(Rows from a dataset)
○ ○ ○ ○ ○ ○ ○

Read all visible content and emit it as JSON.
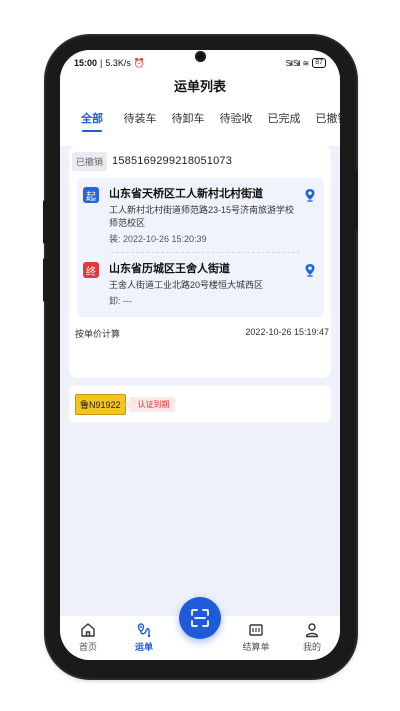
{
  "status_bar": {
    "time": "15:00",
    "network_speed": "5.3K/s",
    "signal": "Sıl Sıl",
    "battery": "87"
  },
  "header": {
    "title": "运单列表"
  },
  "tabs": [
    {
      "label": "全部",
      "active": true
    },
    {
      "label": "待装车",
      "active": false
    },
    {
      "label": "待卸车",
      "active": false
    },
    {
      "label": "待验收",
      "active": false
    },
    {
      "label": "已完成",
      "active": false
    },
    {
      "label": "已撤销",
      "active": false
    }
  ],
  "order": {
    "status_badge": "已撤销",
    "order_no": "1585169299218051073",
    "start": {
      "icon_label": "起",
      "title": "山东省天桥区工人新村北村街道",
      "address": "工人新村北村街道师范路23-15号济南旅游学校师范校区",
      "time": "装: 2022-10-26 15:20:39"
    },
    "end": {
      "icon_label": "终",
      "title": "山东省历城区王舍人街道",
      "address": "王舍人街道工业北路20号楼恒大城西区",
      "time": "卸: ---"
    },
    "pricing": "按单价计算",
    "datetime": "2022-10-26 15:19:47"
  },
  "vehicle": {
    "plate": "鲁N91922",
    "warning": "认证到期"
  },
  "bottom_nav": [
    {
      "label": "首页",
      "icon": "home-icon",
      "active": false
    },
    {
      "label": "运单",
      "icon": "waybill-icon",
      "active": true
    },
    {
      "label": "结算单",
      "icon": "settlement-icon",
      "active": false
    },
    {
      "label": "我的",
      "icon": "profile-icon",
      "active": false
    }
  ],
  "colors": {
    "accent": "#1e5bd8",
    "start": "#2266dd",
    "end": "#e03a3a",
    "plate": "#f6c21c",
    "warning": "#dd3333"
  }
}
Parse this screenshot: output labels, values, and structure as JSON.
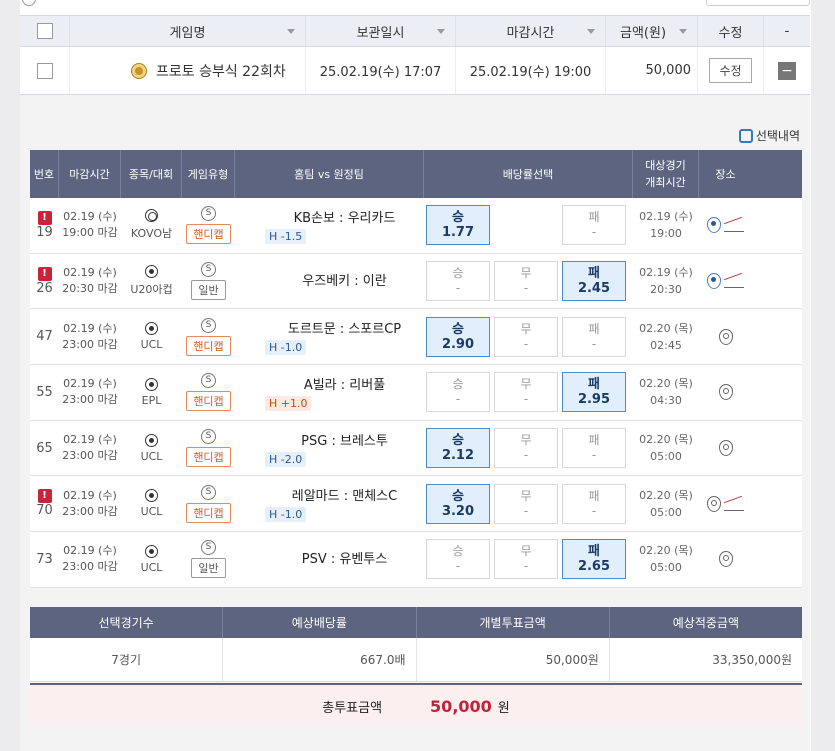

○ ○ ○ ○ ○ ○ ○

WHAT THE EXERCISE ASKS: Your task is an exact transcription of all the data, minus the pictures.

SOLUTION FOR THIS TASK:
Read all visible content and emit it as JSON.
{
  "status_bar": {
    "time": "15:00",
    "network_speed": "5.3K/s",
    "signal": "Sıl Sıl",
    "battery": "87"
  },
  "header": {
    "title": "运单列表"
  },
  "tabs": [
    {
      "label": "全部",
      "active": true
    },
    {
      "label": "待装车",
      "active": false
    },
    {
      "label": "待卸车",
      "active": false
    },
    {
      "label": "待验收",
      "active": false
    },
    {
      "label": "已完成",
      "active": false
    },
    {
      "label": "已撤销",
      "active": false
    }
  ],
  "order": {
    "status_badge": "已撤销",
    "order_no": "1585169299218051073",
    "start": {
      "icon_label": "起",
      "title": "山东省天桥区工人新村北村街道",
      "address": "工人新村北村街道师范路23-15号济南旅游学校师范校区",
      "time": "装: 2022-10-26 15:20:39"
    },
    "end": {
      "icon_label": "终",
      "title": "山东省历城区王舍人街道",
      "address": "王舍人街道工业北路20号楼恒大城西区",
      "time": "卸: ---"
    },
    "pricing": "按单价计算",
    "datetime": "2022-10-26 15:19:47"
  },
  "vehicle": {
    "plate": "鲁N91922",
    "warning": "认证到期"
  },
  "bottom_nav": [
    {
      "label": "首页",
      "icon": "home-icon",
      "active": false
    },
    {
      "label": "运单",
      "icon": "waybill-icon",
      "active": true
    },
    {
      "label": "结算单",
      "icon": "settlement-icon",
      "active": false
    },
    {
      "label": "我的",
      "icon": "profile-icon",
      "active": false
    }
  ],
  "colors": {
    "accent": "#1e5bd8",
    "start": "#2266dd",
    "end": "#e03a3a",
    "plate": "#f6c21c",
    "warning": "#dd3333"
  }
}
Parse this screenshot: output labels, values, and structure as JSON.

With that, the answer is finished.